Find how many lines contain the word "وهذا" and state that number alone.

-------- Material provided --------

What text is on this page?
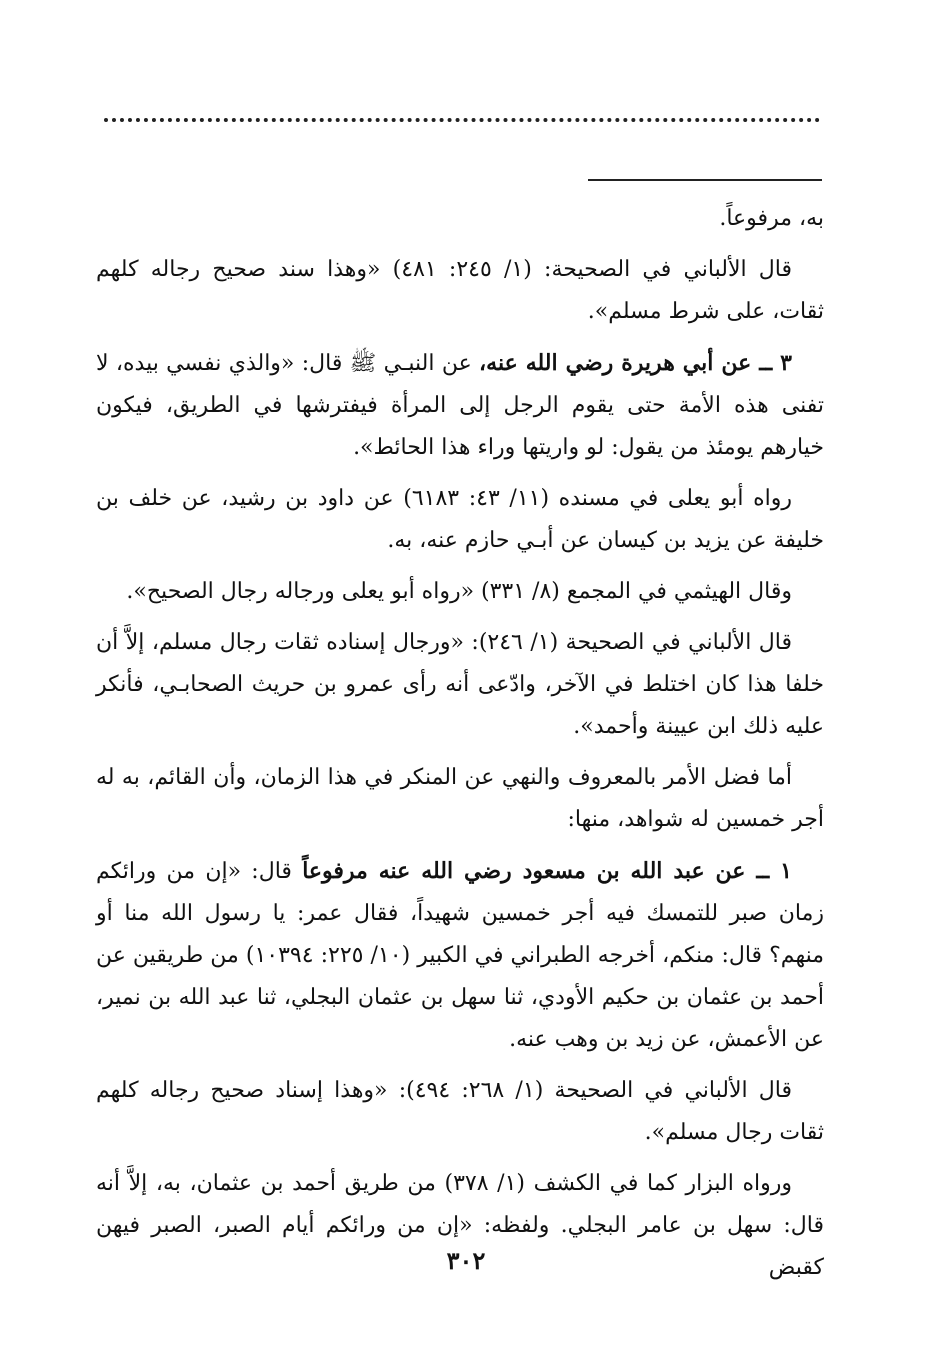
به، مرفوعاً.

قال الألباني في الصحيحة: (١/ ٢٤٥: ٤٨١) «وهذا سند صحيح رجاله كلهم ثقات، على شرط مسلم».

٣ ــ عن أبي هريرة رضي الله عنه، عن النبـي ﷺ قال: «والذي نفسي بيده، لا تفنى هذه الأمة حتى يقوم الرجل إلى المرأة فيفترشها في الطريق، فيكون خيارهم يومئذ من يقول: لو واريتها وراء هذا الحائط».

رواه أبو يعلى في مسنده (١١/ ٤٣: ٦١٨٣) عن داود بن رشيد، عن خلف بن خليفة عن يزيد بن كيسان عن أبـي حازم عنه، به.

وقال الهيثمي في المجمع (٨/ ٣٣١) «رواه أبو يعلى ورجاله رجال الصحيح».

قال الألباني في الصحيحة (١/ ٢٤٦): «ورجال إسناده ثقات رجال مسلم، إلاَّ أن خلفا هذا كان اختلط في الآخر، وادّعى أنه رأى عمرو بن حريث الصحابـي، فأنكر عليه ذلك ابن عيينة وأحمد».

أما فضل الأمر بالمعروف والنهي عن المنكر في هذا الزمان، وأن القائم، به له أجر خمسين له شواهد، منها:

١ ــ عن عبد الله بن مسعود رضي الله عنه مرفوعاً قال: «إن من ورائكم زمان صبر للتمسك فيه أجر خمسين شهيداً، فقال عمر: يا رسول الله منا أو منهم؟ قال: منكم، أخرجه الطبراني في الكبير (١٠/ ٢٢٥: ١٠٣٩٤) من طريقين عن أحمد بن عثمان بن حكيم الأودي، ثنا سهل بن عثمان البجلي، ثنا عبد الله بن نمير، عن الأعمش، عن زيد بن وهب عنه.

قال الألباني في الصحيحة (١/ ٢٦٨: ٤٩٤): «وهذا إسناد صحيح رجاله كلهم ثقات رجال مسلم».

ورواه البزار كما في الكشف (١/ ٣٧٨) من طريق أحمد بن عثمان، به، إلاَّ أنه قال: سهل بن عامر البجلي. ولفظه: «إن من ورائكم أيام الصبر، الصبر فيهن كقبض

٣٠٢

--------

→ **Task output**
2